[A block of data]
----
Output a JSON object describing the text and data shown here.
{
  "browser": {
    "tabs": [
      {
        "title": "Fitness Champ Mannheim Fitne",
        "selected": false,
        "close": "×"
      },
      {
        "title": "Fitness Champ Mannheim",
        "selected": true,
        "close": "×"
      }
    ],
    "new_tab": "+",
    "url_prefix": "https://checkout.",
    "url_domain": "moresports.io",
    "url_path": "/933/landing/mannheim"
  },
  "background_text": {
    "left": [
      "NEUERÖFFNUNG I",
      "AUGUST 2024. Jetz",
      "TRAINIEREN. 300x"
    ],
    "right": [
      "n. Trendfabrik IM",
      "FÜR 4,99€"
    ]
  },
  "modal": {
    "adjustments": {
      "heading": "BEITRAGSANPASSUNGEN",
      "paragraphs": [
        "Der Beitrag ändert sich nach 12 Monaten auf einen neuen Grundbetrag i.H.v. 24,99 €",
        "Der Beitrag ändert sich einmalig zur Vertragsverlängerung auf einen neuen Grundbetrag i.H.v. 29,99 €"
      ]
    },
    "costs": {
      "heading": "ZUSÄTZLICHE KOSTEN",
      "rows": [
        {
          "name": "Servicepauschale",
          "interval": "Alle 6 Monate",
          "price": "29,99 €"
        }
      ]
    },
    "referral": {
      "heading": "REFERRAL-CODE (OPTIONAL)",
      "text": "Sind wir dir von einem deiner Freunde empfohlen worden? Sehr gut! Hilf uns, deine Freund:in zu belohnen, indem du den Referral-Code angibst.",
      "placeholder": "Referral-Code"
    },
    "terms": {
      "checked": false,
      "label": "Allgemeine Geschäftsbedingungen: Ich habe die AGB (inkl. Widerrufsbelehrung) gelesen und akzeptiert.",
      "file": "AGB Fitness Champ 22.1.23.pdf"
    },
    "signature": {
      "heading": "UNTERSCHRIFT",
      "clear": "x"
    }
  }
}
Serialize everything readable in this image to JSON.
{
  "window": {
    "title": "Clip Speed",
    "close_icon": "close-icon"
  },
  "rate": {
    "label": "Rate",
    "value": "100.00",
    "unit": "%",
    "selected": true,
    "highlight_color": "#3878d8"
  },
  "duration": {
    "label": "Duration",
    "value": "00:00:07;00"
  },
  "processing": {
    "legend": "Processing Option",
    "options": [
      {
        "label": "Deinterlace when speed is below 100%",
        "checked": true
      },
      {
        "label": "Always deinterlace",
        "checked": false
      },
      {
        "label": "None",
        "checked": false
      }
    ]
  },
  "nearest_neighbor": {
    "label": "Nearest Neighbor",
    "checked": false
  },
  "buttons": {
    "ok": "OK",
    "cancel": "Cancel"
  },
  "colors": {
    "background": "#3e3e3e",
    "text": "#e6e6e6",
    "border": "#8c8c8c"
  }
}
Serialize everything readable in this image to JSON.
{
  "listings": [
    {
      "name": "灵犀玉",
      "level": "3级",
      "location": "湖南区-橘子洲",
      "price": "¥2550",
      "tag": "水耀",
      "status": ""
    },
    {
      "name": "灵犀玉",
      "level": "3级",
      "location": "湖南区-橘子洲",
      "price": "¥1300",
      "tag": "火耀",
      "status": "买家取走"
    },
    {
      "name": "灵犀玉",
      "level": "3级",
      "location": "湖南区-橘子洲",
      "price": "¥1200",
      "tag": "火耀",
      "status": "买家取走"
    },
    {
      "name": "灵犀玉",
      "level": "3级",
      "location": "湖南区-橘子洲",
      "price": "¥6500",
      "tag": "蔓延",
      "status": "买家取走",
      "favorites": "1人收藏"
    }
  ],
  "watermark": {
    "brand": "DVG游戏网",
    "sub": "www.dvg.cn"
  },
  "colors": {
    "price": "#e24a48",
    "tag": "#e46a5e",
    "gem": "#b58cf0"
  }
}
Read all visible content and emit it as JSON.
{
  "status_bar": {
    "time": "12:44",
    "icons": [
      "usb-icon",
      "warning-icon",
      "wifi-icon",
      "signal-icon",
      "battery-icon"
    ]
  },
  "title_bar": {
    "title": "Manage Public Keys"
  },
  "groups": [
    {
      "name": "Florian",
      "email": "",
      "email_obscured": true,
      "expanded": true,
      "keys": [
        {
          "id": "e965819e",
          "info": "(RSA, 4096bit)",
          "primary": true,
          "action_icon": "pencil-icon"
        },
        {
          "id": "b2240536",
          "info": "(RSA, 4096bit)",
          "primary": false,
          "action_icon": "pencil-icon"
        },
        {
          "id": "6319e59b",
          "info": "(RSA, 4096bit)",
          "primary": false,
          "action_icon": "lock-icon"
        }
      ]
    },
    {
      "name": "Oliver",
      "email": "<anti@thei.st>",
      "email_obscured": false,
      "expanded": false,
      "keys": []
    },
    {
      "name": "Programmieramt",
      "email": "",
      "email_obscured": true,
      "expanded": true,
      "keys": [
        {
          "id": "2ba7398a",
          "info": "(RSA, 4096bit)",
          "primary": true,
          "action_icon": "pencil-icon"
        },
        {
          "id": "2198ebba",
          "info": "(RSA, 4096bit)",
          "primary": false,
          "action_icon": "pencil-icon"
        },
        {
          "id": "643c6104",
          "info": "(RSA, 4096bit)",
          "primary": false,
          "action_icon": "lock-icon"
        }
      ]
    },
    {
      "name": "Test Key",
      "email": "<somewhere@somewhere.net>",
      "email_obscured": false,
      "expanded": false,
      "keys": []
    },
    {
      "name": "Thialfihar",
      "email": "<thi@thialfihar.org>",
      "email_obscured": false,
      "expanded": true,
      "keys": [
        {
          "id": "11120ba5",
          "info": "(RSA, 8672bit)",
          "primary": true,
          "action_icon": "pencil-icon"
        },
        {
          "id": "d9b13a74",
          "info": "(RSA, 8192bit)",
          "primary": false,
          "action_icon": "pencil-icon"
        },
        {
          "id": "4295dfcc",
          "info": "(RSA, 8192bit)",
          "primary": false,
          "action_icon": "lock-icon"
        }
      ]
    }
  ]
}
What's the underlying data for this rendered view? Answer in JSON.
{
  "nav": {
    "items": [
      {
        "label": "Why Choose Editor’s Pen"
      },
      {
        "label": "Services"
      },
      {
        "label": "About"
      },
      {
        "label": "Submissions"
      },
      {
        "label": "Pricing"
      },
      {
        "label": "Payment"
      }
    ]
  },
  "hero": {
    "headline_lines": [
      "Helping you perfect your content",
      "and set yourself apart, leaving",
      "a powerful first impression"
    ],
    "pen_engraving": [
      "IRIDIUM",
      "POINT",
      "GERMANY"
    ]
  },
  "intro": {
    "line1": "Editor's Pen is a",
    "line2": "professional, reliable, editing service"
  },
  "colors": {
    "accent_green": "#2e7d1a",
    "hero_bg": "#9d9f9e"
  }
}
----
- _To do_
Using the data above, repeat every line exactly.

- _Solution for this exercise_
Output a JSON object describing the text and data shown here.
{
  "browser": {
    "tabs": [
      {
        "title": "Fitness Champ Mannheim Fitne",
        "selected": false,
        "close": "×"
      },
      {
        "title": "Fitness Champ Mannheim",
        "selected": true,
        "close": "×"
      }
    ],
    "new_tab": "+",
    "url_prefix": "https://checkout.",
    "url_domain": "moresports.io",
    "url_path": "/933/landing/mannheim"
  },
  "background_text": {
    "left": [
      "NEUERÖFFNUNG I",
      "AUGUST 2024. Jetz",
      "TRAINIEREN. 300x"
    ],
    "right": [
      "n. Trendfabrik IM",
      "FÜR 4,99€"
    ]
  },
  "modal": {
    "adjustments": {
      "heading": "BEITRAGSANPASSUNGEN",
      "paragraphs": [
        "Der Beitrag ändert sich nach 12 Monaten auf einen neuen Grundbetrag i.H.v. 24,99 €",
        "Der Beitrag ändert sich einmalig zur Vertragsverlängerung auf einen neuen Grundbetrag i.H.v. 29,99 €"
      ]
    },
    "costs": {
      "heading": "ZUSÄTZLICHE KOSTEN",
      "rows": [
        {
          "name": "Servicepauschale",
          "interval": "Alle 6 Monate",
          "price": "29,99 €"
        }
      ]
    },
    "referral": {
      "heading": "REFERRAL-CODE (OPTIONAL)",
      "text": "Sind wir dir von einem deiner Freunde empfohlen worden? Sehr gut! Hilf uns, deine Freund:in zu belohnen, indem du den Referral-Code angibst.",
      "placeholder": "Referral-Code"
    },
    "terms": {
      "checked": false,
      "label": "Allgemeine Geschäftsbedingungen: Ich habe die AGB (inkl. Widerrufsbelehrung) gelesen und akzeptiert.",
      "file": "AGB Fitness Champ 22.1.23.pdf"
    },
    "signature": {
      "heading": "UNTERSCHRIFT",
      "clear": "x"
    }
  }
}
Serialize everything readable in this image to JSON.
{
  "window": {
    "title": "Clip Speed",
    "close_icon": "close-icon"
  },
  "rate": {
    "label": "Rate",
    "value": "100.00",
    "unit": "%",
    "selected": true,
    "highlight_color": "#3878d8"
  },
  "duration": {
    "label": "Duration",
    "value": "00:00:07;00"
  },
  "processing": {
    "legend": "Processing Option",
    "options": [
      {
        "label": "Deinterlace when speed is below 100%",
        "checked": true
      },
      {
        "label": "Always deinterlace",
        "checked": false
      },
      {
        "label": "None",
        "checked": false
      }
    ]
  },
  "nearest_neighbor": {
    "label": "Nearest Neighbor",
    "checked": false
  },
  "buttons": {
    "ok": "OK",
    "cancel": "Cancel"
  },
  "colors": {
    "background": "#3e3e3e",
    "text": "#e6e6e6",
    "border": "#8c8c8c"
  }
}
Serialize everything readable in this image to JSON.
{
  "listings": [
    {
      "name": "灵犀玉",
      "level": "3级",
      "location": "湖南区-橘子洲",
      "price": "¥2550",
      "tag": "水耀",
      "status": ""
    },
    {
      "name": "灵犀玉",
      "level": "3级",
      "location": "湖南区-橘子洲",
      "price": "¥1300",
      "tag": "火耀",
      "status": "买家取走"
    },
    {
      "name": "灵犀玉",
      "level": "3级",
      "location": "湖南区-橘子洲",
      "price": "¥1200",
      "tag": "火耀",
      "status": "买家取走"
    },
    {
      "name": "灵犀玉",
      "level": "3级",
      "location": "湖南区-橘子洲",
      "price": "¥6500",
      "tag": "蔓延",
      "status": "买家取走",
      "favorites": "1人收藏"
    }
  ],
  "watermark": {
    "brand": "DVG游戏网",
    "sub": "www.dvg.cn"
  },
  "colors": {
    "price": "#e24a48",
    "tag": "#e46a5e",
    "gem": "#b58cf0"
  }
}
Read all visible content and emit it as JSON.
{
  "status_bar": {
    "time": "12:44",
    "icons": [
      "usb-icon",
      "warning-icon",
      "wifi-icon",
      "signal-icon",
      "battery-icon"
    ]
  },
  "title_bar": {
    "title": "Manage Public Keys"
  },
  "groups": [
    {
      "name": "Florian",
      "email": "",
      "email_obscured": true,
      "expanded": true,
      "keys": [
        {
          "id": "e965819e",
          "info": "(RSA, 4096bit)",
          "primary": true,
          "action_icon": "pencil-icon"
        },
        {
          "id": "b2240536",
          "info": "(RSA, 4096bit)",
          "primary": false,
          "action_icon": "pencil-icon"
        },
        {
          "id": "6319e59b",
          "info": "(RSA, 4096bit)",
          "primary": false,
          "action_icon": "lock-icon"
        }
      ]
    },
    {
      "name": "Oliver",
      "email": "<anti@thei.st>",
      "email_obscured": false,
      "expanded": false,
      "keys": []
    },
    {
      "name": "Programmieramt",
      "email": "",
      "email_obscured": true,
      "expanded": true,
      "keys": [
        {
          "id": "2ba7398a",
          "info": "(RSA, 4096bit)",
          "primary": true,
          "action_icon": "pencil-icon"
        },
        {
          "id": "2198ebba",
          "info": "(RSA, 4096bit)",
          "primary": false,
          "action_icon": "pencil-icon"
        },
        {
          "id": "643c6104",
          "info": "(RSA, 4096bit)",
          "primary": false,
          "action_icon": "lock-icon"
        }
      ]
    },
    {
      "name": "Test Key",
      "email": "<somewhere@somewhere.net>",
      "email_obscured": false,
      "expanded": false,
      "keys": []
    },
    {
      "name": "Thialfihar",
      "email": "<thi@thialfihar.org>",
      "email_obscured": false,
      "expanded": true,
      "keys": [
        {
          "id": "11120ba5",
          "info": "(RSA, 8672bit)",
          "primary": true,
          "action_icon": "pencil-icon"
        },
        {
          "id": "d9b13a74",
          "info": "(RSA, 8192bit)",
          "primary": false,
          "action_icon": "pencil-icon"
        },
        {
          "id": "4295dfcc",
          "info": "(RSA, 8192bit)",
          "primary": false,
          "action_icon": "lock-icon"
        }
      ]
    }
  ]
}
What's the underlying data for this rendered view? Answer in JSON.
{
  "nav": {
    "items": [
      {
        "label": "Why Choose Editor’s Pen"
      },
      {
        "label": "Services"
      },
      {
        "label": "About"
      },
      {
        "label": "Submissions"
      },
      {
        "label": "Pricing"
      },
      {
        "label": "Payment"
      }
    ]
  },
  "hero": {
    "headline_lines": [
      "Helping you perfect your content",
      "and set yourself apart, leaving",
      "a powerful first impression"
    ],
    "pen_engraving": [
      "IRIDIUM",
      "POINT",
      "GERMANY"
    ]
  },
  "intro": {
    "line1": "Editor's Pen is a",
    "line2": "professional, reliable, editing service"
  },
  "colors": {
    "accent_green": "#2e7d1a",
    "hero_bg": "#9d9f9e"
  }
}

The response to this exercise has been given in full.